[Records]
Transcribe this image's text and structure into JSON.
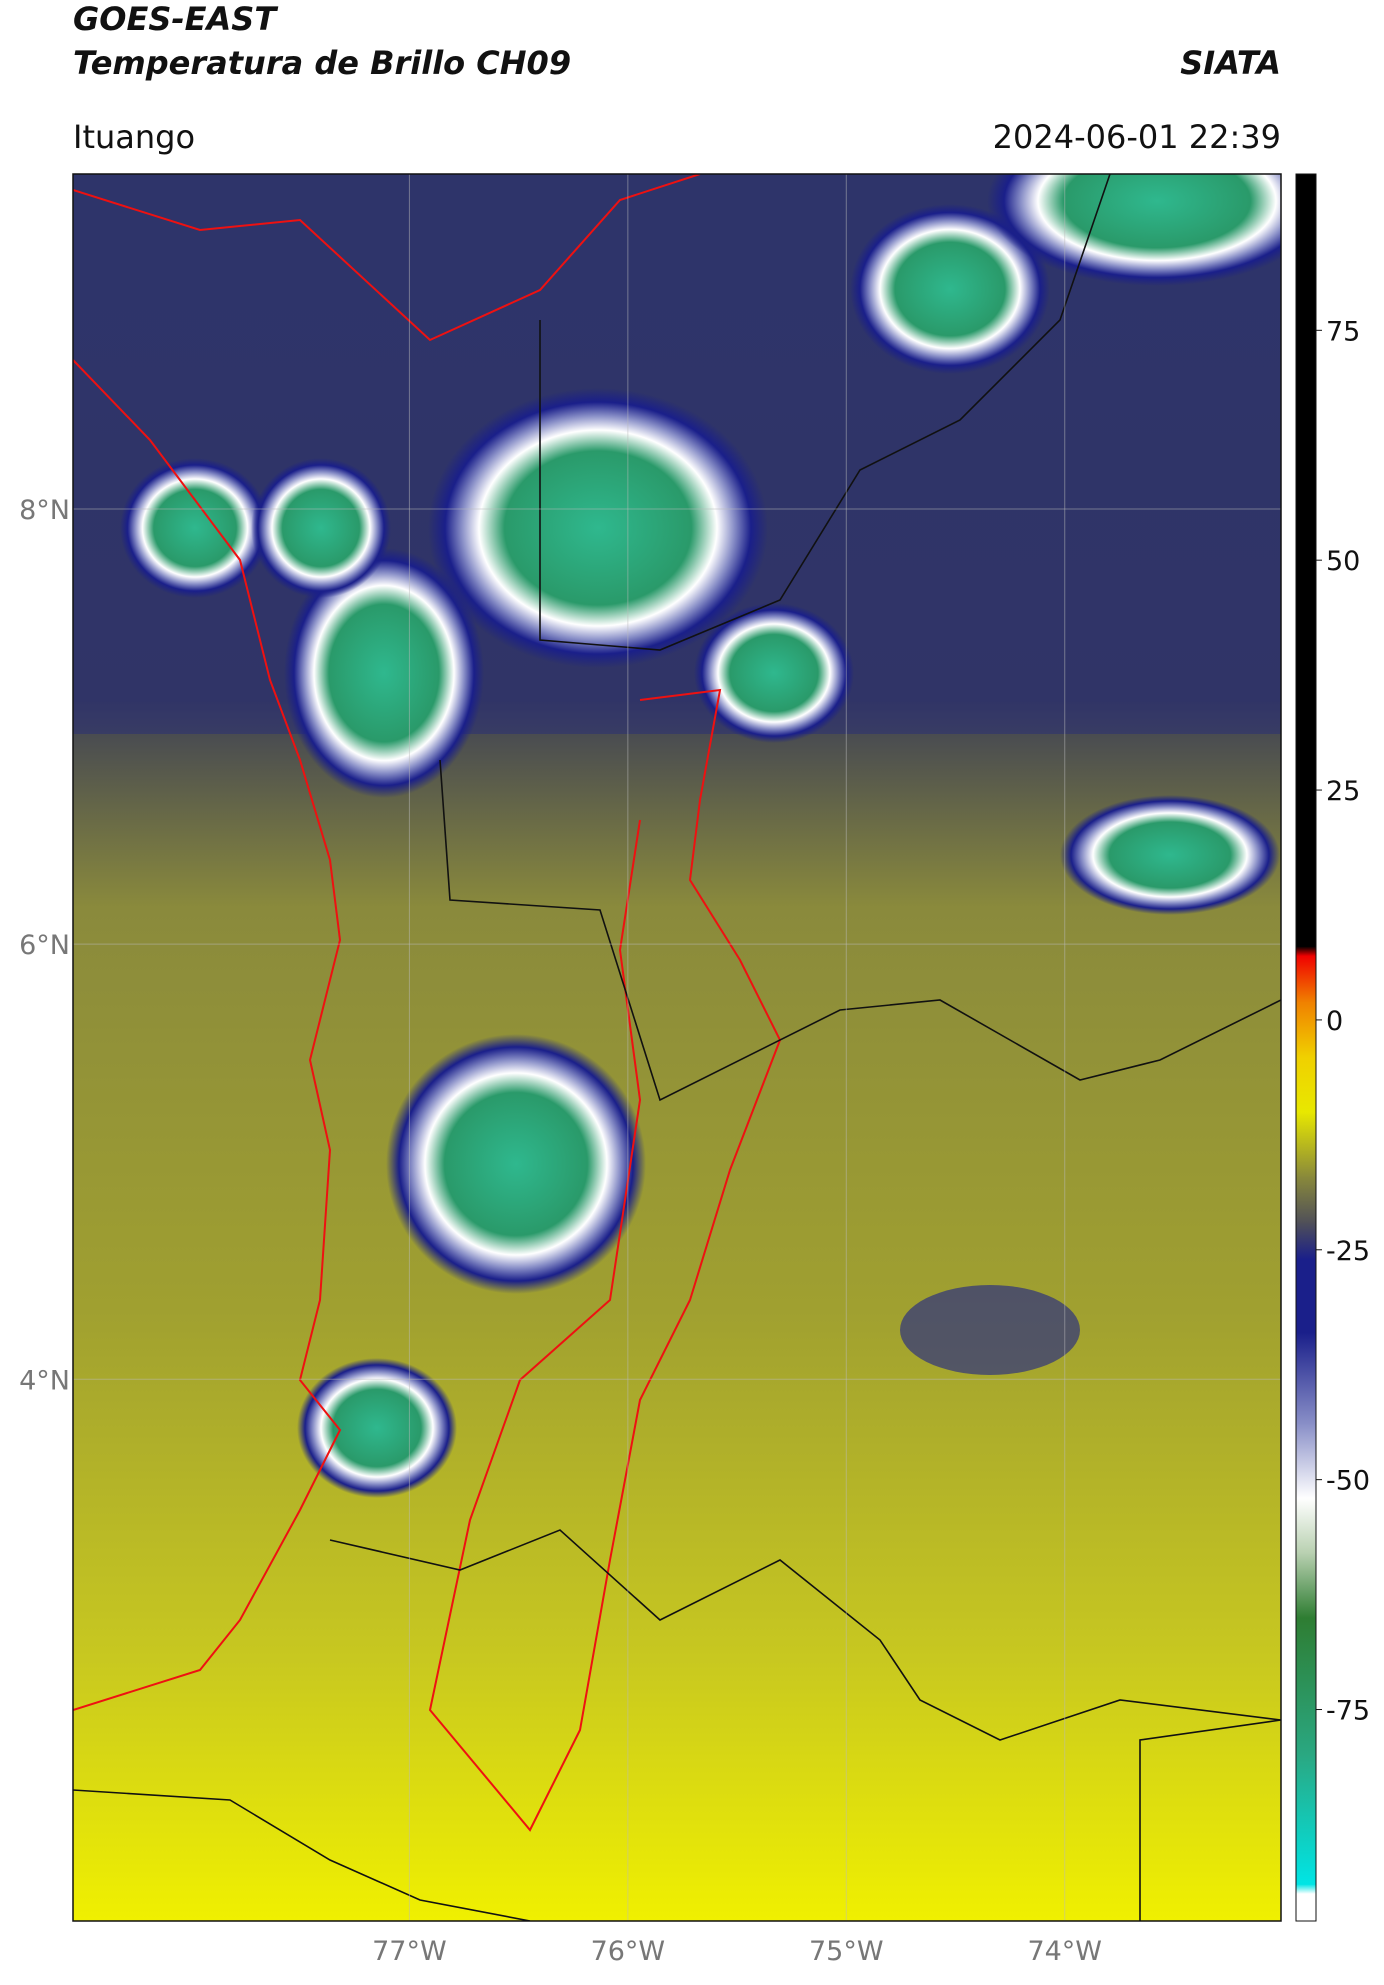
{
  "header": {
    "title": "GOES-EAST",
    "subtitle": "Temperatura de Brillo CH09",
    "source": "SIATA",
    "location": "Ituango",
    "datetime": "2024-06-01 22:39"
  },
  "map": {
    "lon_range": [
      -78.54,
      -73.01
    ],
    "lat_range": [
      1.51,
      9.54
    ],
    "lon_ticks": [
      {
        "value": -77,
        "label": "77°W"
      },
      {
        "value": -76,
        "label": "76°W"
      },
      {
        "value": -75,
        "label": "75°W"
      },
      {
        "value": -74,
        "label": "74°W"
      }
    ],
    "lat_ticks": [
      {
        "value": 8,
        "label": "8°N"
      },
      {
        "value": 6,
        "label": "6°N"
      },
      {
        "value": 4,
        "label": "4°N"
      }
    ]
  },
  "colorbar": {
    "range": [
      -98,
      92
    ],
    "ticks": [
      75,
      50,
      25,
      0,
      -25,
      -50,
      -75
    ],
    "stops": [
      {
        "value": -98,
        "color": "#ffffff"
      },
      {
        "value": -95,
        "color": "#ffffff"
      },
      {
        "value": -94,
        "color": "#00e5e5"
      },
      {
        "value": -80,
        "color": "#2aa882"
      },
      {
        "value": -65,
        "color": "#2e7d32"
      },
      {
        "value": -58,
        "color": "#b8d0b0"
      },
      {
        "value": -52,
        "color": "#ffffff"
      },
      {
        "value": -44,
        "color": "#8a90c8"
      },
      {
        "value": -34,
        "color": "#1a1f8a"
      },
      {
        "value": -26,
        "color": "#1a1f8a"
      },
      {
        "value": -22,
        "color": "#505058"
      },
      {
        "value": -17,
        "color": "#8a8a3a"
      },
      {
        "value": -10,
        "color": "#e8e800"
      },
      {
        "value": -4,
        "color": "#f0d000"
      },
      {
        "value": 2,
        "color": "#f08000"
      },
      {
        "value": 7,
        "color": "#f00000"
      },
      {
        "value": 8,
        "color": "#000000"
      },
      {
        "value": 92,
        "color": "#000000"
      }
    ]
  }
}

> [Description of the task]: Omitting all images, retype each line of the records precisely.

> [In response]:
Transcribe this image's text and structure into JSON.
{
  "header": {
    "title": "GOES-EAST",
    "subtitle": "Temperatura de Brillo CH09",
    "source": "SIATA",
    "location": "Ituango",
    "datetime": "2024-06-01 22:39"
  },
  "map": {
    "lon_range": [
      -78.54,
      -73.01
    ],
    "lat_range": [
      1.51,
      9.54
    ],
    "lon_ticks": [
      {
        "value": -77,
        "label": "77°W"
      },
      {
        "value": -76,
        "label": "76°W"
      },
      {
        "value": -75,
        "label": "75°W"
      },
      {
        "value": -74,
        "label": "74°W"
      }
    ],
    "lat_ticks": [
      {
        "value": 8,
        "label": "8°N"
      },
      {
        "value": 6,
        "label": "6°N"
      },
      {
        "value": 4,
        "label": "4°N"
      }
    ]
  },
  "colorbar": {
    "range": [
      -98,
      92
    ],
    "ticks": [
      75,
      50,
      25,
      0,
      -25,
      -50,
      -75
    ],
    "stops": [
      {
        "value": -98,
        "color": "#ffffff"
      },
      {
        "value": -95,
        "color": "#ffffff"
      },
      {
        "value": -94,
        "color": "#00e5e5"
      },
      {
        "value": -80,
        "color": "#2aa882"
      },
      {
        "value": -65,
        "color": "#2e7d32"
      },
      {
        "value": -58,
        "color": "#b8d0b0"
      },
      {
        "value": -52,
        "color": "#ffffff"
      },
      {
        "value": -44,
        "color": "#8a90c8"
      },
      {
        "value": -34,
        "color": "#1a1f8a"
      },
      {
        "value": -26,
        "color": "#1a1f8a"
      },
      {
        "value": -22,
        "color": "#505058"
      },
      {
        "value": -17,
        "color": "#8a8a3a"
      },
      {
        "value": -10,
        "color": "#e8e800"
      },
      {
        "value": -4,
        "color": "#f0d000"
      },
      {
        "value": 2,
        "color": "#f08000"
      },
      {
        "value": 7,
        "color": "#f00000"
      },
      {
        "value": 8,
        "color": "#000000"
      },
      {
        "value": 92,
        "color": "#000000"
      }
    ]
  }
}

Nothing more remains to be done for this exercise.